# Start of THE RECORDS

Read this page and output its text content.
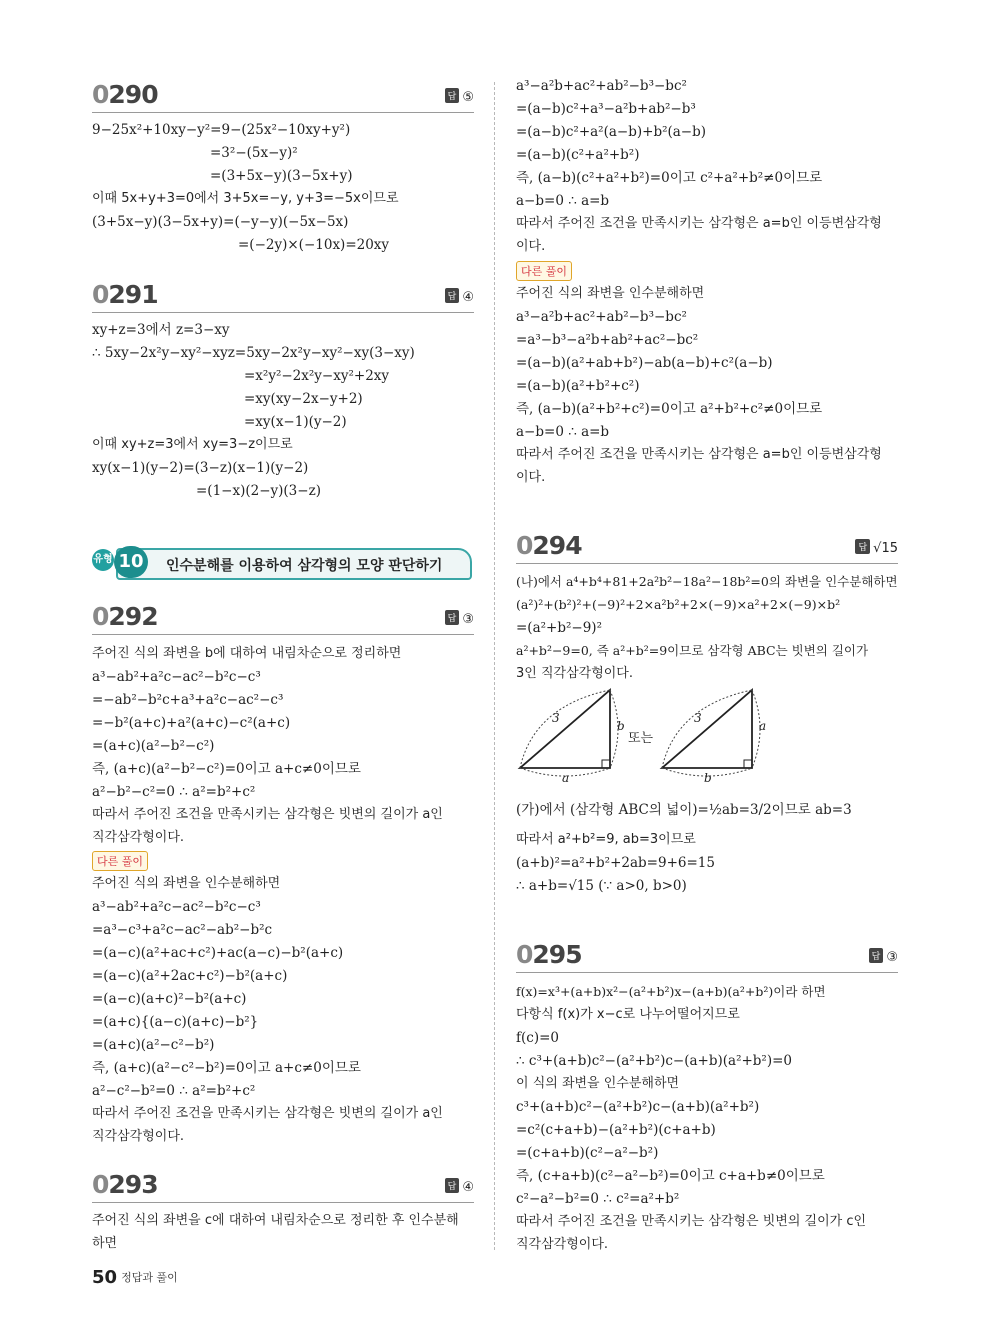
0290	답 ⑤
9−25x²+10xy−y²=9−(25x²−10xy+y²)
=3²−(5x−y)²
=(3+5x−y)(3−5x+y)
이때 5x+y+3=0에서 3+5x=−y, y+3=−5x이므로
(3+5x−y)(3−5x+y)=(−y−y)(−5x−5x)
=(−2y)×(−10x)=20xy
0291	답 ④
xy+z=3에서 z=3−xy
∴ 5xy−2x²y−xy²−xyz=5xy−2x²y−xy²−xy(3−xy)
=x²y²−2x²y−xy²+2xy
=xy(xy−2x−y+2)
=xy(x−1)(y−2)
이때 xy+z=3에서 xy=3−z이므로
xy(x−1)(y−2)=(3−z)(x−1)(y−2)
=(1−x)(2−y)(3−z)
0292	답 ③
주어진 식의 좌변을 b에 대하여 내림차순으로 정리하면
a³−ab²+a²c−ac²−b²c−c³
=−ab²−b²c+a³+a²c−ac²−c³
=−b²(a+c)+a²(a+c)−c²(a+c)
=(a+c)(a²−b²−c²)
즉, (a+c)(a²−b²−c²)=0이고 a+c≠0이므로
a²−b²−c²=0 ∴ a²=b²+c²
따라서 주어진 조건을 만족시키는 삼각형은 빗변의 길이가 a인
직각삼각형이다.
다른 풀이
주어진 식의 좌변을 인수분해하면
a³−ab²+a²c−ac²−b²c−c³
=a³−c³+a²c−ac²−ab²−b²c
=(a−c)(a²+ac+c²)+ac(a−c)−b²(a+c)
=(a−c)(a²+2ac+c²)−b²(a+c)
=(a−c)(a+c)²−b²(a+c)
=(a+c){(a−c)(a+c)−b²}
=(a+c)(a²−c²−b²)
즉, (a+c)(a²−c²−b²)=0이고 a+c≠0이므로
a²−c²−b²=0 ∴ a²=b²+c²
따라서 주어진 조건을 만족시키는 삼각형은 빗변의 길이가 a인
직각삼각형이다.
0293	답 ④
주어진 식의 좌변을 c에 대하여 내림차순으로 정리한 후 인수분해
하면
인수분해를 이용하여 삼각형의 모양 판단하기
유형 10
a³−a²b+ac²+ab²−b³−bc²
=(a−b)c²+a³−a²b+ab²−b³
=(a−b)c²+a²(a−b)+b²(a−b)
=(a−b)(c²+a²+b²)
즉, (a−b)(c²+a²+b²)=0이고 c²+a²+b²≠0이므로
a−b=0 ∴ a=b
따라서 주어진 조건을 만족시키는 삼각형은 a=b인 이등변삼각형
이다.
다른 풀이
주어진 식의 좌변을 인수분해하면
a³−a²b+ac²+ab²−b³−bc²
=a³−b³−a²b+ab²+ac²−bc²
=(a−b)(a²+ab+b²)−ab(a−b)+c²(a−b)
=(a−b)(a²+b²+c²)
즉, (a−b)(a²+b²+c²)=0이고 a²+b²+c²≠0이므로
a−b=0 ∴ a=b
따라서 주어진 조건을 만족시키는 삼각형은 a=b인 이등변삼각형
이다.
0294	답 √15
(나)에서 a⁴+b⁴+81+2a²b²−18a²−18b²=0의 좌변을 인수분해하면
(a²)²+(b²)²+(−9)²+2×a²b²+2×(−9)×a²+2×(−9)×b²
=(a²+b²−9)²
a²+b²−9=0, 즉 a²+b²=9이므로 삼각형 ABC는 빗변의 길이가
3인 직각삼각형이다.
(가)에서 (삼각형 ABC의 넓이)=½ab=3/2이므로 ab=3
따라서 a²+b²=9, ab=3이므로
(a+b)²=a²+b²+2ab=9+6=15
∴ a+b=√15 (∵ a>0, b>0)
0295	답 ③
f(x)=x³+(a+b)x²−(a²+b²)x−(a+b)(a²+b²)이라 하면
다항식 f(x)가 x−c로 나누어떨어지므로
f(c)=0
∴ c³+(a+b)c²−(a²+b²)c−(a+b)(a²+b²)=0
이 식의 좌변을 인수분해하면
c³+(a+b)c²−(a²+b²)c−(a+b)(a²+b²)
=c²(c+a+b)−(a²+b²)(c+a+b)
=(c+a+b)(c²−a²−b²)
즉, (c+a+b)(c²−a²−b²)=0이고 c+a+b≠0이므로
c²−a²−b²=0 ∴ c²=a²+b²
따라서 주어진 조건을 만족시키는 삼각형은 빗변의 길이가 c인
직각삼각형이다.
3
b
a
또는
3
a
b
50 정답과 풀이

# End of THE RECORDS

### TASK TO COMPLETE
Quote the preceding listing precisely and completely, omitting its images.

### EXERCISE RESPONSE
Read this page and output its text content.
0290	답 ⑤
9−25x²+10xy−y²=9−(25x²−10xy+y²)
=3²−(5x−y)²
=(3+5x−y)(3−5x+y)
이때 5x+y+3=0에서 3+5x=−y, y+3=−5x이므로
(3+5x−y)(3−5x+y)=(−y−y)(−5x−5x)
=(−2y)×(−10x)=20xy
0291	답 ④
xy+z=3에서 z=3−xy
∴ 5xy−2x²y−xy²−xyz=5xy−2x²y−xy²−xy(3−xy)
=x²y²−2x²y−xy²+2xy
=xy(xy−2x−y+2)
=xy(x−1)(y−2)
이때 xy+z=3에서 xy=3−z이므로
xy(x−1)(y−2)=(3−z)(x−1)(y−2)
=(1−x)(2−y)(3−z)
0292	답 ③
주어진 식의 좌변을 b에 대하여 내림차순으로 정리하면
a³−ab²+a²c−ac²−b²c−c³
=−ab²−b²c+a³+a²c−ac²−c³
=−b²(a+c)+a²(a+c)−c²(a+c)
=(a+c)(a²−b²−c²)
즉, (a+c)(a²−b²−c²)=0이고 a+c≠0이므로
a²−b²−c²=0 ∴ a²=b²+c²
따라서 주어진 조건을 만족시키는 삼각형은 빗변의 길이가 a인
직각삼각형이다.
다른 풀이
주어진 식의 좌변을 인수분해하면
a³−ab²+a²c−ac²−b²c−c³
=a³−c³+a²c−ac²−ab²−b²c
=(a−c)(a²+ac+c²)+ac(a−c)−b²(a+c)
=(a−c)(a²+2ac+c²)−b²(a+c)
=(a−c)(a+c)²−b²(a+c)
=(a+c){(a−c)(a+c)−b²}
=(a+c)(a²−c²−b²)
즉, (a+c)(a²−c²−b²)=0이고 a+c≠0이므로
a²−c²−b²=0 ∴ a²=b²+c²
따라서 주어진 조건을 만족시키는 삼각형은 빗변의 길이가 a인
직각삼각형이다.
0293	답 ④
주어진 식의 좌변을 c에 대하여 내림차순으로 정리한 후 인수분해
하면
인수분해를 이용하여 삼각형의 모양 판단하기
유형 10
a³−a²b+ac²+ab²−b³−bc²
=(a−b)c²+a³−a²b+ab²−b³
=(a−b)c²+a²(a−b)+b²(a−b)
=(a−b)(c²+a²+b²)
즉, (a−b)(c²+a²+b²)=0이고 c²+a²+b²≠0이므로
a−b=0 ∴ a=b
따라서 주어진 조건을 만족시키는 삼각형은 a=b인 이등변삼각형
이다.
다른 풀이
주어진 식의 좌변을 인수분해하면
a³−a²b+ac²+ab²−b³−bc²
=a³−b³−a²b+ab²+ac²−bc²
=(a−b)(a²+ab+b²)−ab(a−b)+c²(a−b)
=(a−b)(a²+b²+c²)
즉, (a−b)(a²+b²+c²)=0이고 a²+b²+c²≠0이므로
a−b=0 ∴ a=b
따라서 주어진 조건을 만족시키는 삼각형은 a=b인 이등변삼각형
이다.
0294	답 √15
(나)에서 a⁴+b⁴+81+2a²b²−18a²−18b²=0의 좌변을 인수분해하면
(a²)²+(b²)²+(−9)²+2×a²b²+2×(−9)×a²+2×(−9)×b²
=(a²+b²−9)²
a²+b²−9=0, 즉 a²+b²=9이므로 삼각형 ABC는 빗변의 길이가
3인 직각삼각형이다.
(가)에서 (삼각형 ABC의 넓이)=½ab=3/2이므로 ab=3
따라서 a²+b²=9, ab=3이므로
(a+b)²=a²+b²+2ab=9+6=15
∴ a+b=√15 (∵ a>0, b>0)
0295	답 ③
f(x)=x³+(a+b)x²−(a²+b²)x−(a+b)(a²+b²)이라 하면
다항식 f(x)가 x−c로 나누어떨어지므로
f(c)=0
∴ c³+(a+b)c²−(a²+b²)c−(a+b)(a²+b²)=0
이 식의 좌변을 인수분해하면
c³+(a+b)c²−(a²+b²)c−(a+b)(a²+b²)
=c²(c+a+b)−(a²+b²)(c+a+b)
=(c+a+b)(c²−a²−b²)
즉, (c+a+b)(c²−a²−b²)=0이고 c+a+b≠0이므로
c²−a²−b²=0 ∴ c²=a²+b²
따라서 주어진 조건을 만족시키는 삼각형은 빗변의 길이가 c인
직각삼각형이다.
3
b
a
또는
3
a
b
50 정답과 풀이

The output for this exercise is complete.